(Records that describe figures)
══════════

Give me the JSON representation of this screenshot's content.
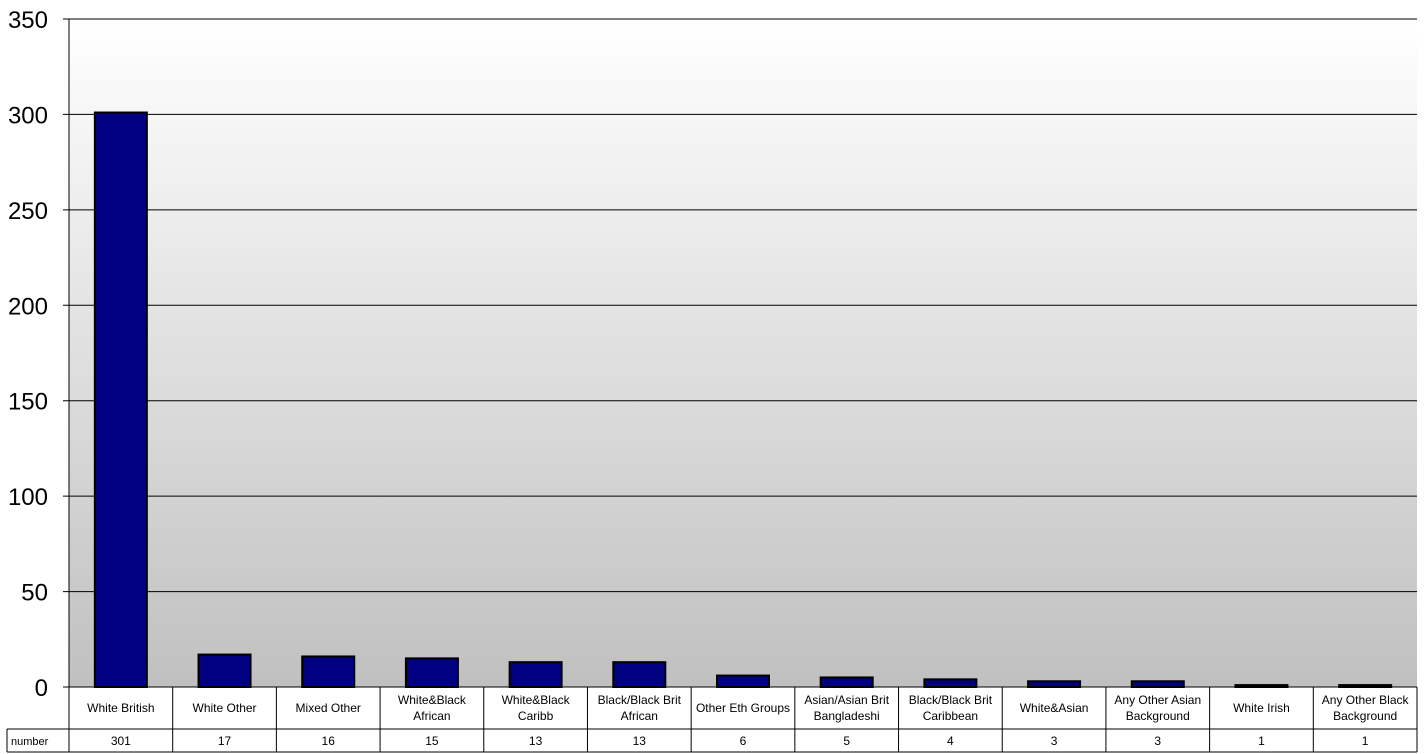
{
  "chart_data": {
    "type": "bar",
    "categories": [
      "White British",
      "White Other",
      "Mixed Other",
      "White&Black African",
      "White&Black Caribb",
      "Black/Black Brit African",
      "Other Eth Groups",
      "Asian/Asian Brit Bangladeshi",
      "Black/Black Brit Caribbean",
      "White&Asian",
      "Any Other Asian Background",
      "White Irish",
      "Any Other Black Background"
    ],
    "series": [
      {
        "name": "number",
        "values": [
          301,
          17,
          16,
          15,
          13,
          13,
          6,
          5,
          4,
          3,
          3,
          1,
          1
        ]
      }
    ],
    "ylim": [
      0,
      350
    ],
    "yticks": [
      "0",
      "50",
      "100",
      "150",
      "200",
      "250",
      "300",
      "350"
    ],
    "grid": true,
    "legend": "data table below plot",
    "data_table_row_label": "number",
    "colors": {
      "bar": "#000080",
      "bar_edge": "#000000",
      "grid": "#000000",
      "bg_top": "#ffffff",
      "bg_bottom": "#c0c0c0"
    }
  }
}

══════════

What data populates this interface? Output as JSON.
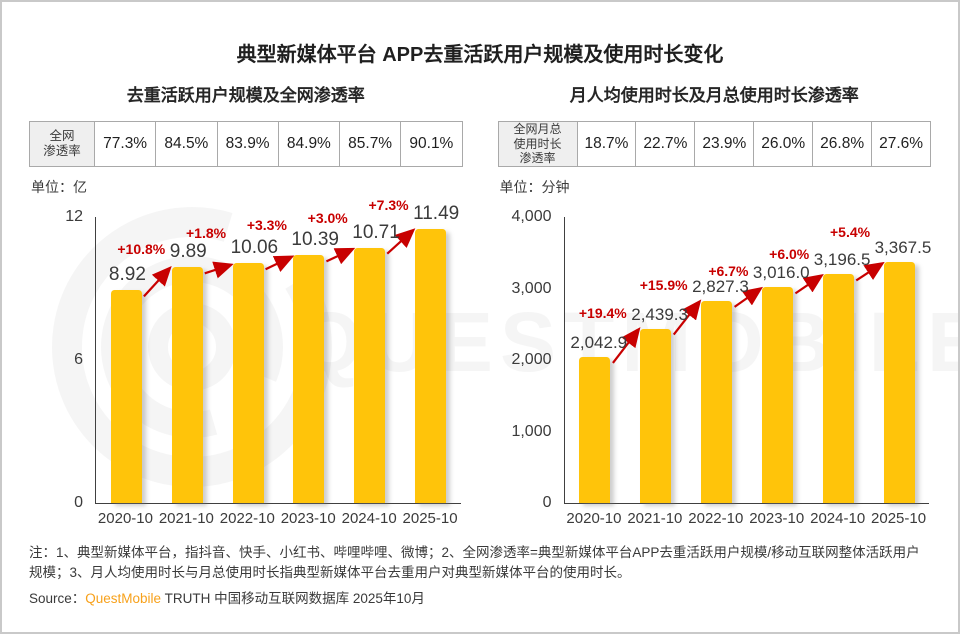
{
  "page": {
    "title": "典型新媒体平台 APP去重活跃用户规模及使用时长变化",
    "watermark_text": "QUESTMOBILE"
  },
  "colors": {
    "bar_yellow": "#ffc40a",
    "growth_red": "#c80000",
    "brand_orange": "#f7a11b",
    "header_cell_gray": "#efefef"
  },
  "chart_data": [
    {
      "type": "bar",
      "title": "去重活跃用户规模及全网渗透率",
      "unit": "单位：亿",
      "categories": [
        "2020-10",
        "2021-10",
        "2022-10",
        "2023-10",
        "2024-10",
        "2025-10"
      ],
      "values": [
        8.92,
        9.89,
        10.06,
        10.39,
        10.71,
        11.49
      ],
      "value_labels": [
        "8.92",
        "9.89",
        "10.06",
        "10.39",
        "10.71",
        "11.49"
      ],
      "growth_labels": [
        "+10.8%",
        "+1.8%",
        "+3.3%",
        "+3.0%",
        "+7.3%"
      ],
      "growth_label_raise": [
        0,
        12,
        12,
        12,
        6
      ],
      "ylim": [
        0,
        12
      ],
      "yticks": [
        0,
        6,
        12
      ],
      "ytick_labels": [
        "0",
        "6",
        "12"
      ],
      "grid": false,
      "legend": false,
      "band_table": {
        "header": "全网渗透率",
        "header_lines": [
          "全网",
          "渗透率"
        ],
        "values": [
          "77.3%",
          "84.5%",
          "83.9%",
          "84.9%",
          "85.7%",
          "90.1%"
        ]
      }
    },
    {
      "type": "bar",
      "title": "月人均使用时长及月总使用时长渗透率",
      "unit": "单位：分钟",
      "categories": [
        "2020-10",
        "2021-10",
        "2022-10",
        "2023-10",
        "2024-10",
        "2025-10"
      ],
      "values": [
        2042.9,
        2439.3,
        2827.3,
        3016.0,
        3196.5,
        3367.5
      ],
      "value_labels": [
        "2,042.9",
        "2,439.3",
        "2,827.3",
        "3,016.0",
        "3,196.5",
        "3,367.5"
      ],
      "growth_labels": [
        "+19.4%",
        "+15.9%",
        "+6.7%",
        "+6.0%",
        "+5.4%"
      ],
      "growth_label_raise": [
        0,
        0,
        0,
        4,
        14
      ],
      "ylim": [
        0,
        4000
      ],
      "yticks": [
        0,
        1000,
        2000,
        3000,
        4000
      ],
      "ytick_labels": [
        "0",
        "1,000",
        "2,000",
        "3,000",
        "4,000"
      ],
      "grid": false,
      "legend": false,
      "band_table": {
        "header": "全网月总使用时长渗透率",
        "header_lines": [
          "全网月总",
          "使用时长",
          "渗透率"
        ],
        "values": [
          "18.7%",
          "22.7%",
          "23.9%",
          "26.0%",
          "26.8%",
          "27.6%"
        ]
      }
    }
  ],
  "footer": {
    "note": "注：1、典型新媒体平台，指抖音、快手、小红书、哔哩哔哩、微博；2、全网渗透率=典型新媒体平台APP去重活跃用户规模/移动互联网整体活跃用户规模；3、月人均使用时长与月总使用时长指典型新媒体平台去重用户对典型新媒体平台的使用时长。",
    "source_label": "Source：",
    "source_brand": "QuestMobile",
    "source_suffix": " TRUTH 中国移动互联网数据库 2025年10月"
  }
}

══════════

▶ [DO THIS]: Scan the records for the string "title". Copy each line in which it appears.

▶ [EXPECTED OUTPUT]:
    "title": "典型新媒体平台 APP去重活跃用户规模及使用时长变化",
      "title": "去重活跃用户规模及全网渗透率",
      "title": "月人均使用时长及月总使用时长渗透率",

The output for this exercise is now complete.